▶ [To do] Select the lines that contain "naar" and copy each of them.
— Begin Extracted entries —
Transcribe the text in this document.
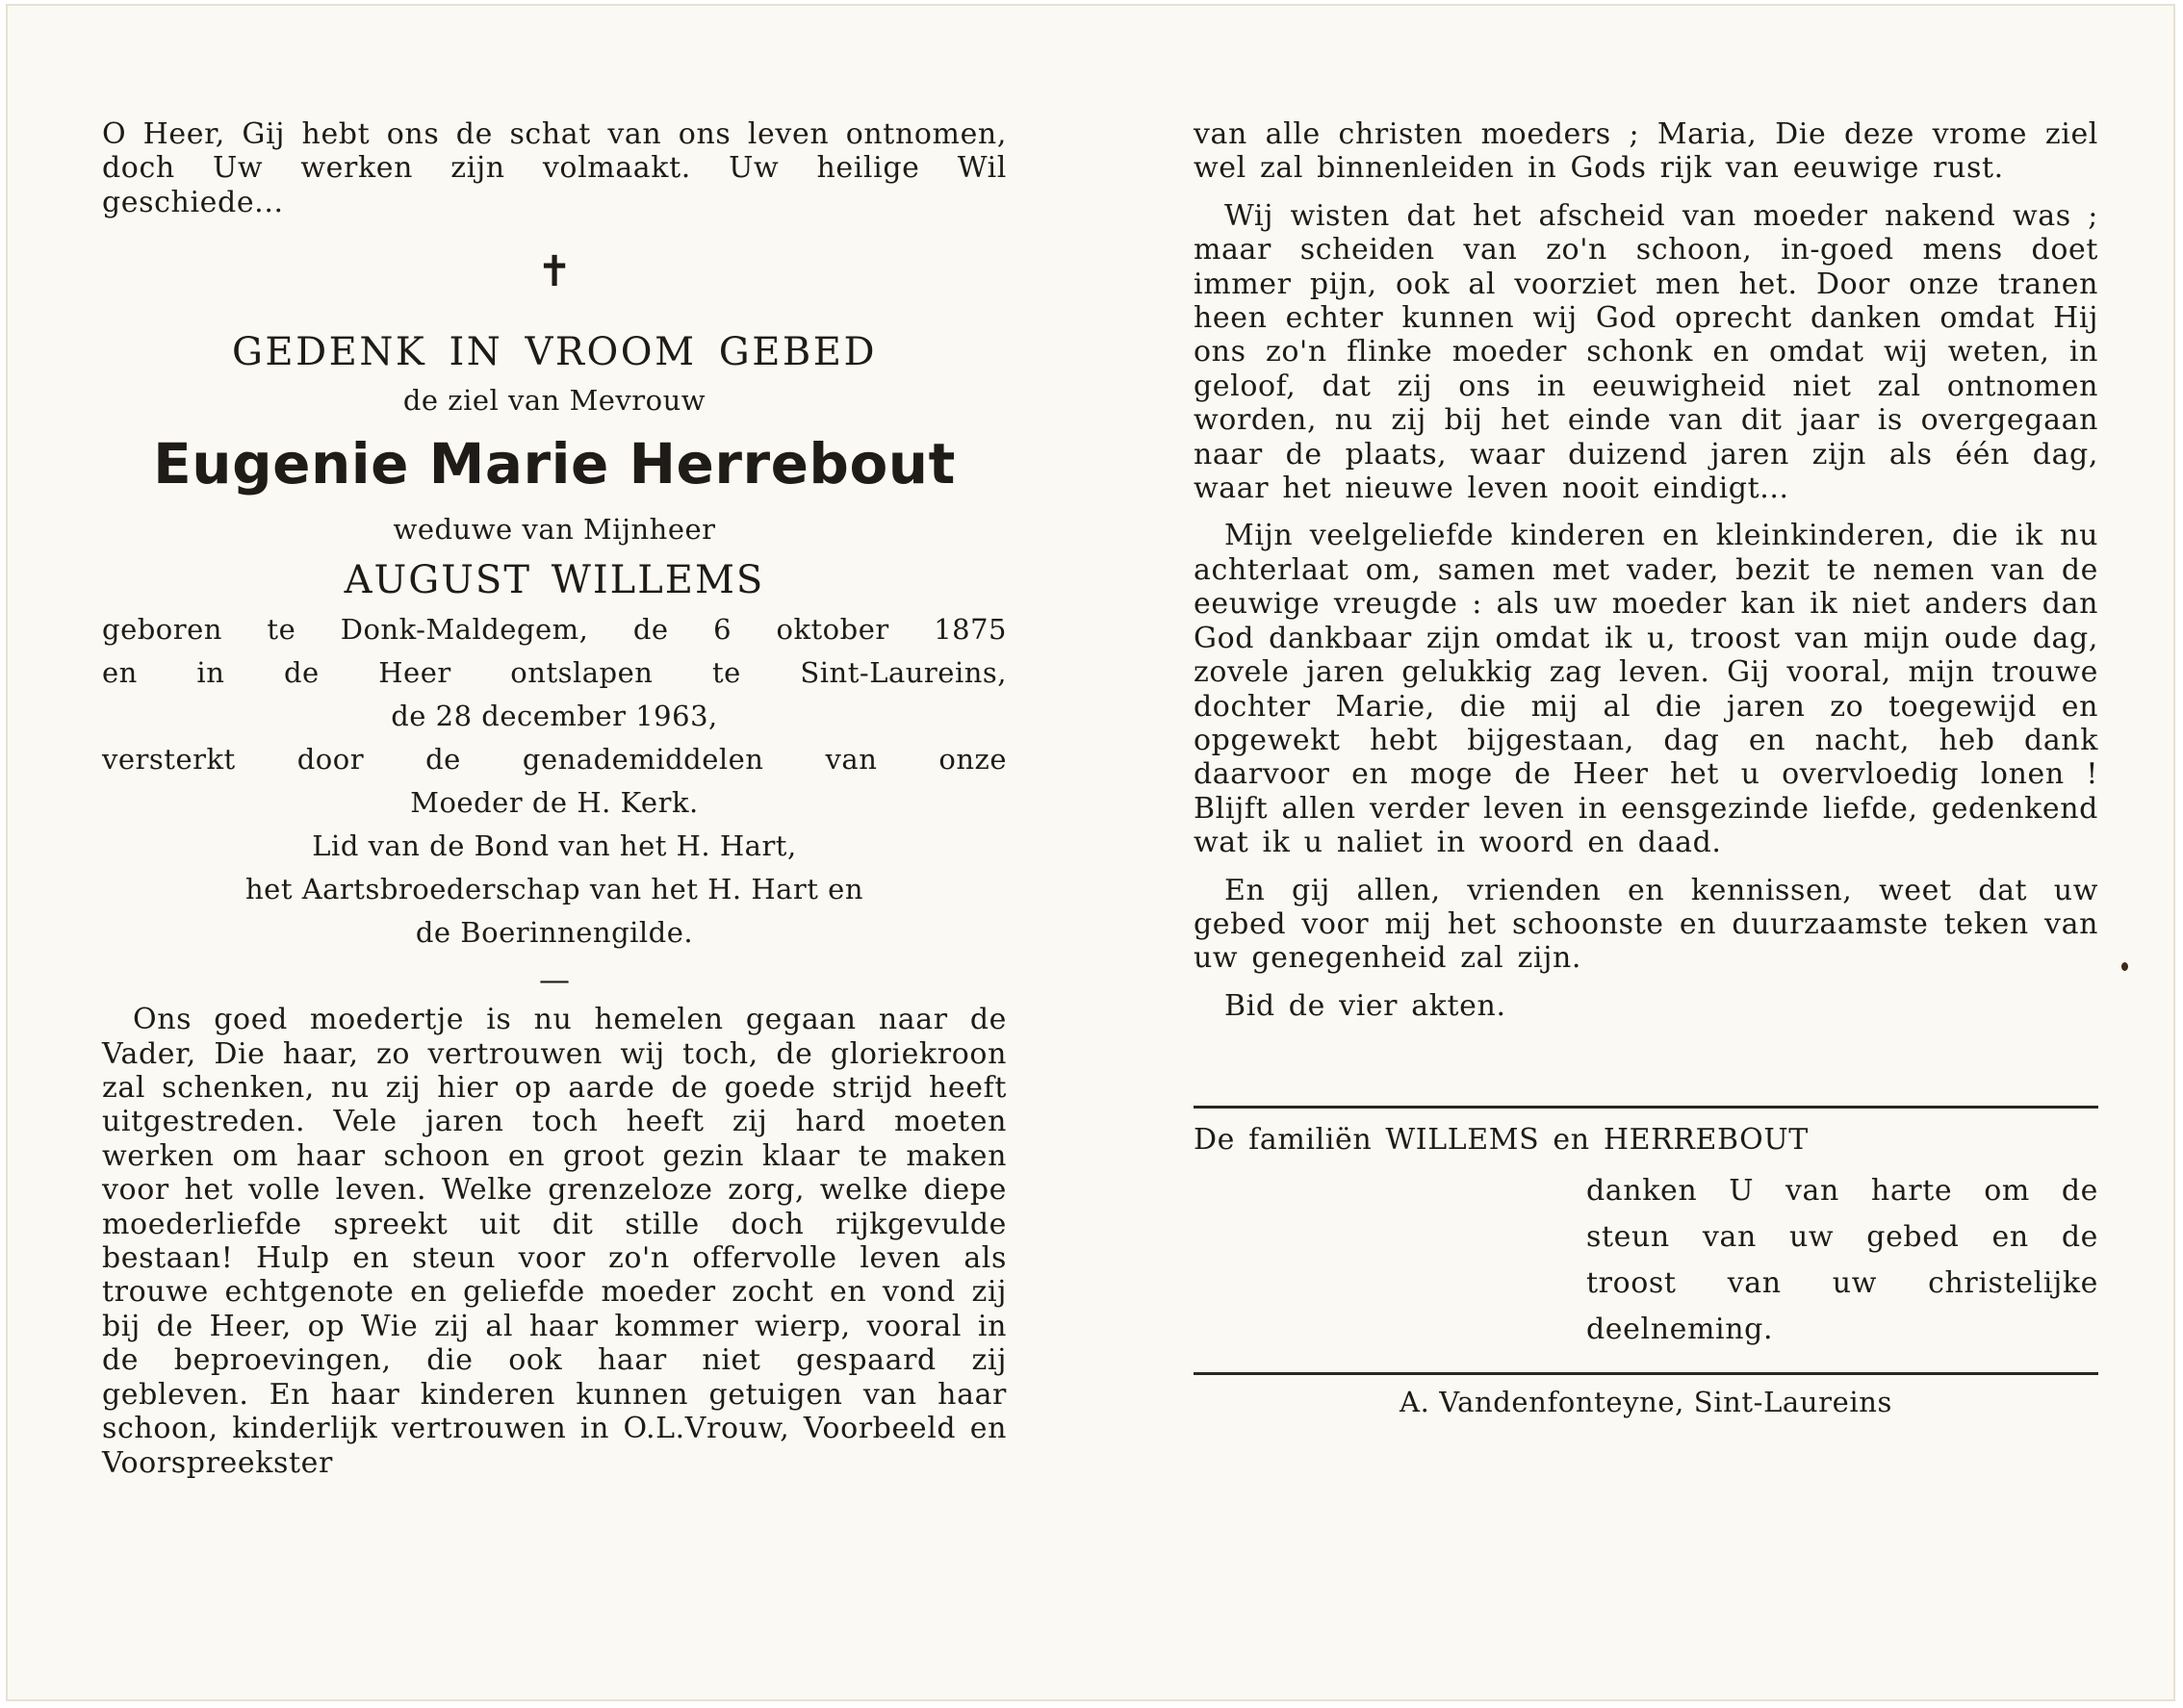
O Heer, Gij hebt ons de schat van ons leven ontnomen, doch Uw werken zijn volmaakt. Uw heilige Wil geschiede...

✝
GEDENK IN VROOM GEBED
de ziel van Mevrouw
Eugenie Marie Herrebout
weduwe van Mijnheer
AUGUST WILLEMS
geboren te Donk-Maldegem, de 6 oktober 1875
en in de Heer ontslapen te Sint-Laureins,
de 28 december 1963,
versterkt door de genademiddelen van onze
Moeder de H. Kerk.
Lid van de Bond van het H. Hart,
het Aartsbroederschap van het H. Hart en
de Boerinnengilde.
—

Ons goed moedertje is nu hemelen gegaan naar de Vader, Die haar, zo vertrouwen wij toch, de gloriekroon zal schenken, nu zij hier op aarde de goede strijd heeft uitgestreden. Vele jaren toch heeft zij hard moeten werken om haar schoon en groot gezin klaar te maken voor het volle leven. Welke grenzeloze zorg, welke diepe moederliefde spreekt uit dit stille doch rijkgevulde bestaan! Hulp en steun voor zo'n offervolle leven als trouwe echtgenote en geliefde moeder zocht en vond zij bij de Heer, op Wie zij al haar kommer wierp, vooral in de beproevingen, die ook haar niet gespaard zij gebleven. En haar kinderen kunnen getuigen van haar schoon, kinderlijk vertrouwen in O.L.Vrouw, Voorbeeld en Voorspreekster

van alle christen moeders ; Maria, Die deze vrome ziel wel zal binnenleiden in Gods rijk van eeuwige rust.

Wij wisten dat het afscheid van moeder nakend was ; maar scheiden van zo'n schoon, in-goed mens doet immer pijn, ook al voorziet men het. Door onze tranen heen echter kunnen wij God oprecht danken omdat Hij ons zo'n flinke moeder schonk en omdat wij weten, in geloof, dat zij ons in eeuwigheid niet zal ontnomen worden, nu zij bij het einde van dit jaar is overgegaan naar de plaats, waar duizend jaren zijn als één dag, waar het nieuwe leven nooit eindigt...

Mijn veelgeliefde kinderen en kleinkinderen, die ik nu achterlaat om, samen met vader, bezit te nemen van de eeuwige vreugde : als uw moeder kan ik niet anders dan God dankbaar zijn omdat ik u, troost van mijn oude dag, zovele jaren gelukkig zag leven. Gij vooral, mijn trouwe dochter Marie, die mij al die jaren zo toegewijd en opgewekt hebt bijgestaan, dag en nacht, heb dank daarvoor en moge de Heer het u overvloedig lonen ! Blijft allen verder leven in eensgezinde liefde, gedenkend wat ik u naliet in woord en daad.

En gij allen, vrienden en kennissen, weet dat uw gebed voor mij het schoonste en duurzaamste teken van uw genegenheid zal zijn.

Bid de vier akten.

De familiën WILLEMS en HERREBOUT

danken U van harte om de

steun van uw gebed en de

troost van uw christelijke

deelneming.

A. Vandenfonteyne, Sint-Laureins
— End Extracted entries —
▶ [Solution for this problem]
Ons goed moedertje is nu hemelen gegaan naar de Vader, Die haar, zo vertrouwen wij toch, de gloriekroon zal schenken, nu zij hier op aarde de goede strijd heeft uitgestreden. Vele jaren toch heeft zij hard moeten werken om haar schoon en groot gezin klaar te maken voor het volle leven. Welke grenzeloze zorg, welke diepe moederliefde spreekt uit dit stille doch rijkgevulde bestaan! Hulp en steun voor zo'n offervolle leven als trouwe echtgenote en geliefde moeder zocht en vond zij bij de Heer, op Wie zij al haar kommer wierp, vooral in de beproevingen, die ook haar niet gespaard zij gebleven. En haar kinderen kunnen getuigen van haar schoon, kinderlijk vertrouwen in O.L.Vrouw, Voorbeeld en Voorspreekster
Wij wisten dat het afscheid van moeder nakend was ; maar scheiden van zo'n schoon, in-goed mens doet immer pijn, ook al voorziet men het. Door onze tranen heen echter kunnen wij God oprecht danken omdat Hij ons zo'n flinke moeder schonk en omdat wij weten, in geloof, dat zij ons in eeuwigheid niet zal ontnomen worden, nu zij bij het einde van dit jaar is overgegaan naar de plaats, waar duizend jaren zijn als één dag, waar het nieuwe leven nooit eindigt...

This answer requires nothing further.